• Objective: Copy out each line of the material below with no changes.

******************************

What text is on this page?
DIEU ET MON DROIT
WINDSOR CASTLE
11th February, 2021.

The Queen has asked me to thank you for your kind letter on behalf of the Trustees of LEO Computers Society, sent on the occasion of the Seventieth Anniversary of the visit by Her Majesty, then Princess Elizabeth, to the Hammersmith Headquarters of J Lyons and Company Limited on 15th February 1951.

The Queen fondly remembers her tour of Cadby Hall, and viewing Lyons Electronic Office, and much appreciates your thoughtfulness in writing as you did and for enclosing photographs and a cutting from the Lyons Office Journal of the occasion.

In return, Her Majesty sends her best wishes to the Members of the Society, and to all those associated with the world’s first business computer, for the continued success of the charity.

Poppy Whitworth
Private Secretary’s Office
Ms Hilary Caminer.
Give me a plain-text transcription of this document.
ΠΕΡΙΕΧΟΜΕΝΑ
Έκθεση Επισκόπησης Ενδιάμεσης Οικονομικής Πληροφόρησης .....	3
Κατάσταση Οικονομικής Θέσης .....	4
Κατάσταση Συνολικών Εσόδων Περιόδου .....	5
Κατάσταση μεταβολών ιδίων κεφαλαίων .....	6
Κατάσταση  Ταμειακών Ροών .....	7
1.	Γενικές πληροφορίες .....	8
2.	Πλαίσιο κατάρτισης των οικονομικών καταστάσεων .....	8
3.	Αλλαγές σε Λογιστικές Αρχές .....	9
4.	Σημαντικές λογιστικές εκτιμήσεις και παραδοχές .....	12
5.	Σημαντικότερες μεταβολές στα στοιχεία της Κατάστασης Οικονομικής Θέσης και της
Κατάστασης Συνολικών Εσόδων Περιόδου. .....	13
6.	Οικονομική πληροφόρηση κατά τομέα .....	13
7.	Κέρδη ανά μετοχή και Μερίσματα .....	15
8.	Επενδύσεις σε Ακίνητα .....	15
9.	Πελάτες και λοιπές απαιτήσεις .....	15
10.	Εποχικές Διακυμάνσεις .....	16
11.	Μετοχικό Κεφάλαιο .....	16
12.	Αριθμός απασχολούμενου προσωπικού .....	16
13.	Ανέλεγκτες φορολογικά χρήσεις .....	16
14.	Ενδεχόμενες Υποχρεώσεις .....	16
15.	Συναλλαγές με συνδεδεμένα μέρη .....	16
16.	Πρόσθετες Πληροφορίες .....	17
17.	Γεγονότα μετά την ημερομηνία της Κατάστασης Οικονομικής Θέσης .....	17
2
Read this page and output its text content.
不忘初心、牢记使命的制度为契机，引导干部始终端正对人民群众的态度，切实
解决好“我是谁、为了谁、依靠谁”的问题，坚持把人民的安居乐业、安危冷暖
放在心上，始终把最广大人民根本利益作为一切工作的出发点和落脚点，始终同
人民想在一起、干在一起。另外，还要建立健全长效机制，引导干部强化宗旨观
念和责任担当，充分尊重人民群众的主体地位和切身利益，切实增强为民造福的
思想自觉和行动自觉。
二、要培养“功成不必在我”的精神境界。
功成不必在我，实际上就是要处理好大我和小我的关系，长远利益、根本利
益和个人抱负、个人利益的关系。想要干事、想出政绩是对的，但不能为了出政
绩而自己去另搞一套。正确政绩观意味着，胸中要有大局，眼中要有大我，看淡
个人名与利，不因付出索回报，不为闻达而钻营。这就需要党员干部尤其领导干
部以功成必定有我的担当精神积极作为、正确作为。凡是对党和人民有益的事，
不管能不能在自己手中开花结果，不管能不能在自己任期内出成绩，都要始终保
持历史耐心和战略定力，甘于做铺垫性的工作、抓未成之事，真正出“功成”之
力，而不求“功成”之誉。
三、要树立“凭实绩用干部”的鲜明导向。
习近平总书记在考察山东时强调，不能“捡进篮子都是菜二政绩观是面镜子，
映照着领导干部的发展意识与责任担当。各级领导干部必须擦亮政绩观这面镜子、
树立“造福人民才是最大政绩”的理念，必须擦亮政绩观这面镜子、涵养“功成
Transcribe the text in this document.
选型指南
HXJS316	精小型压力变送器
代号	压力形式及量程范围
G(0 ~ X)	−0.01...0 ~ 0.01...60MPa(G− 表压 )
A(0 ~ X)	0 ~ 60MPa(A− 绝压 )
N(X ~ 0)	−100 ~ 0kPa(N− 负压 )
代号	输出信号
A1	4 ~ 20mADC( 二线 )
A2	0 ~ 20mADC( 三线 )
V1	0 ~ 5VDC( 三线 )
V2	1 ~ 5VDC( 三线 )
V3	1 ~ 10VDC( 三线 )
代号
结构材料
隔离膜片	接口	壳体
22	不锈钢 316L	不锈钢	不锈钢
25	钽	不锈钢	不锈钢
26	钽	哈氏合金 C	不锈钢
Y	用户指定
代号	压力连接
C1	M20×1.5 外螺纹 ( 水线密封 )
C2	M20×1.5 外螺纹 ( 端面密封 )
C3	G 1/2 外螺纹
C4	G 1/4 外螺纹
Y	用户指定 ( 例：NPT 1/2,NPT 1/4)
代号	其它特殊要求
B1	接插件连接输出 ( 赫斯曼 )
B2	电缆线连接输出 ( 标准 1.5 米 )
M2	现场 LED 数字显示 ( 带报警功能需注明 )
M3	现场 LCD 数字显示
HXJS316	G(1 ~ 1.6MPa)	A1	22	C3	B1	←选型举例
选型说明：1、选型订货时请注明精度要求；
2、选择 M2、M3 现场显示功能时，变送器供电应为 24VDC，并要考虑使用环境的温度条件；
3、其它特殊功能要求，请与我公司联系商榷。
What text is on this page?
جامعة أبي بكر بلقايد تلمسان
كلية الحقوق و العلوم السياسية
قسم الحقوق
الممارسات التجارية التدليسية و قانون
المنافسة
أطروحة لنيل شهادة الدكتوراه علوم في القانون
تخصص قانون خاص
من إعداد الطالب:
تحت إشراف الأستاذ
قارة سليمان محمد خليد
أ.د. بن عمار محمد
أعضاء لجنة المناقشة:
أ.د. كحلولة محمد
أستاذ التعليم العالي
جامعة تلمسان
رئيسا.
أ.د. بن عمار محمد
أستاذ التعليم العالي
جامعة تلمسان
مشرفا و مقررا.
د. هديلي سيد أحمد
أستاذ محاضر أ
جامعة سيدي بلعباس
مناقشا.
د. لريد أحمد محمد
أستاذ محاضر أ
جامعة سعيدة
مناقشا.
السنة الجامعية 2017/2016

******************************

• Task result:
What text is on this page?
DIEU ET MON DROIT
WINDSOR CASTLE
11th February, 2021.

The Queen has asked me to thank you for your kind letter on behalf of the Trustees of LEO Computers Society, sent on the occasion of the Seventieth Anniversary of the visit by Her Majesty, then Princess Elizabeth, to the Hammersmith Headquarters of J Lyons and Company Limited on 15th February 1951.

The Queen fondly remembers her tour of Cadby Hall, and viewing Lyons Electronic Office, and much appreciates your thoughtfulness in writing as you did and for enclosing photographs and a cutting from the Lyons Office Journal of the occasion.

In return, Her Majesty sends her best wishes to the Members of the Society, and to all those associated with the world’s first business computer, for the continued success of the charity.

Poppy Whitworth
Private Secretary’s Office
Ms Hilary Caminer.
Give me a plain-text transcription of this document.
ΠΕΡΙΕΧΟΜΕΝΑ
Έκθεση Επισκόπησης Ενδιάμεσης Οικονομικής Πληροφόρησης .....	3
Κατάσταση Οικονομικής Θέσης .....	4
Κατάσταση Συνολικών Εσόδων Περιόδου .....	5
Κατάσταση μεταβολών ιδίων κεφαλαίων .....	6
Κατάσταση  Ταμειακών Ροών .....	7
1.	Γενικές πληροφορίες .....	8
2.	Πλαίσιο κατάρτισης των οικονομικών καταστάσεων .....	8
3.	Αλλαγές σε Λογιστικές Αρχές .....	9
4.	Σημαντικές λογιστικές εκτιμήσεις και παραδοχές .....	12
5.	Σημαντικότερες μεταβολές στα στοιχεία της Κατάστασης Οικονομικής Θέσης και της
Κατάστασης Συνολικών Εσόδων Περιόδου. .....	13
6.	Οικονομική πληροφόρηση κατά τομέα .....	13
7.	Κέρδη ανά μετοχή και Μερίσματα .....	15
8.	Επενδύσεις σε Ακίνητα .....	15
9.	Πελάτες και λοιπές απαιτήσεις .....	15
10.	Εποχικές Διακυμάνσεις .....	16
11.	Μετοχικό Κεφάλαιο .....	16
12.	Αριθμός απασχολούμενου προσωπικού .....	16
13.	Ανέλεγκτες φορολογικά χρήσεις .....	16
14.	Ενδεχόμενες Υποχρεώσεις .....	16
15.	Συναλλαγές με συνδεδεμένα μέρη .....	16
16.	Πρόσθετες Πληροφορίες .....	17
17.	Γεγονότα μετά την ημερομηνία της Κατάστασης Οικονομικής Θέσης .....	17
2
Read this page and output its text content.
不忘初心、牢记使命的制度为契机，引导干部始终端正对人民群众的态度，切实
解决好“我是谁、为了谁、依靠谁”的问题，坚持把人民的安居乐业、安危冷暖
放在心上，始终把最广大人民根本利益作为一切工作的出发点和落脚点，始终同
人民想在一起、干在一起。另外，还要建立健全长效机制，引导干部强化宗旨观
念和责任担当，充分尊重人民群众的主体地位和切身利益，切实增强为民造福的
思想自觉和行动自觉。
二、要培养“功成不必在我”的精神境界。
功成不必在我，实际上就是要处理好大我和小我的关系，长远利益、根本利
益和个人抱负、个人利益的关系。想要干事、想出政绩是对的，但不能为了出政
绩而自己去另搞一套。正确政绩观意味着，胸中要有大局，眼中要有大我，看淡
个人名与利，不因付出索回报，不为闻达而钻营。这就需要党员干部尤其领导干
部以功成必定有我的担当精神积极作为、正确作为。凡是对党和人民有益的事，
不管能不能在自己手中开花结果，不管能不能在自己任期内出成绩，都要始终保
持历史耐心和战略定力，甘于做铺垫性的工作、抓未成之事，真正出“功成”之
力，而不求“功成”之誉。
三、要树立“凭实绩用干部”的鲜明导向。
习近平总书记在考察山东时强调，不能“捡进篮子都是菜二政绩观是面镜子，
映照着领导干部的发展意识与责任担当。各级领导干部必须擦亮政绩观这面镜子、
树立“造福人民才是最大政绩”的理念，必须擦亮政绩观这面镜子、涵养“功成
Transcribe the text in this document.
选型指南
HXJS316	精小型压力变送器
代号	压力形式及量程范围
G(0 ~ X)	−0.01...0 ~ 0.01...60MPa(G− 表压 )
A(0 ~ X)	0 ~ 60MPa(A− 绝压 )
N(X ~ 0)	−100 ~ 0kPa(N− 负压 )
代号	输出信号
A1	4 ~ 20mADC( 二线 )
A2	0 ~ 20mADC( 三线 )
V1	0 ~ 5VDC( 三线 )
V2	1 ~ 5VDC( 三线 )
V3	1 ~ 10VDC( 三线 )
代号
结构材料
隔离膜片	接口	壳体
22	不锈钢 316L	不锈钢	不锈钢
25	钽	不锈钢	不锈钢
26	钽	哈氏合金 C	不锈钢
Y	用户指定
代号	压力连接
C1	M20×1.5 外螺纹 ( 水线密封 )
C2	M20×1.5 外螺纹 ( 端面密封 )
C3	G 1/2 外螺纹
C4	G 1/4 外螺纹
Y	用户指定 ( 例：NPT 1/2,NPT 1/4)
代号	其它特殊要求
B1	接插件连接输出 ( 赫斯曼 )
B2	电缆线连接输出 ( 标准 1.5 米 )
M2	现场 LED 数字显示 ( 带报警功能需注明 )
M3	现场 LCD 数字显示
HXJS316	G(1 ~ 1.6MPa)	A1	22	C3	B1	←选型举例
选型说明：1、选型订货时请注明精度要求；
2、选择 M2、M3 现场显示功能时，变送器供电应为 24VDC，并要考虑使用环境的温度条件；
3、其它特殊功能要求，请与我公司联系商榷。
What text is on this page?
جامعة أبي بكر بلقايد تلمسان
كلية الحقوق و العلوم السياسية
قسم الحقوق
الممارسات التجارية التدليسية و قانون
المنافسة
أطروحة لنيل شهادة الدكتوراه علوم في القانون
تخصص قانون خاص
من إعداد الطالب:
تحت إشراف الأستاذ
قارة سليمان محمد خليد
أ.د. بن عمار محمد
أعضاء لجنة المناقشة:
أ.د. كحلولة محمد
أستاذ التعليم العالي
جامعة تلمسان
رئيسا.
أ.د. بن عمار محمد
أستاذ التعليم العالي
جامعة تلمسان
مشرفا و مقررا.
د. هديلي سيد أحمد
أستاذ محاضر أ
جامعة سيدي بلعباس
مناقشا.
د. لريد أحمد محمد
أستاذ محاضر أ
جامعة سعيدة
مناقشا.
السنة الجامعية 2017/2016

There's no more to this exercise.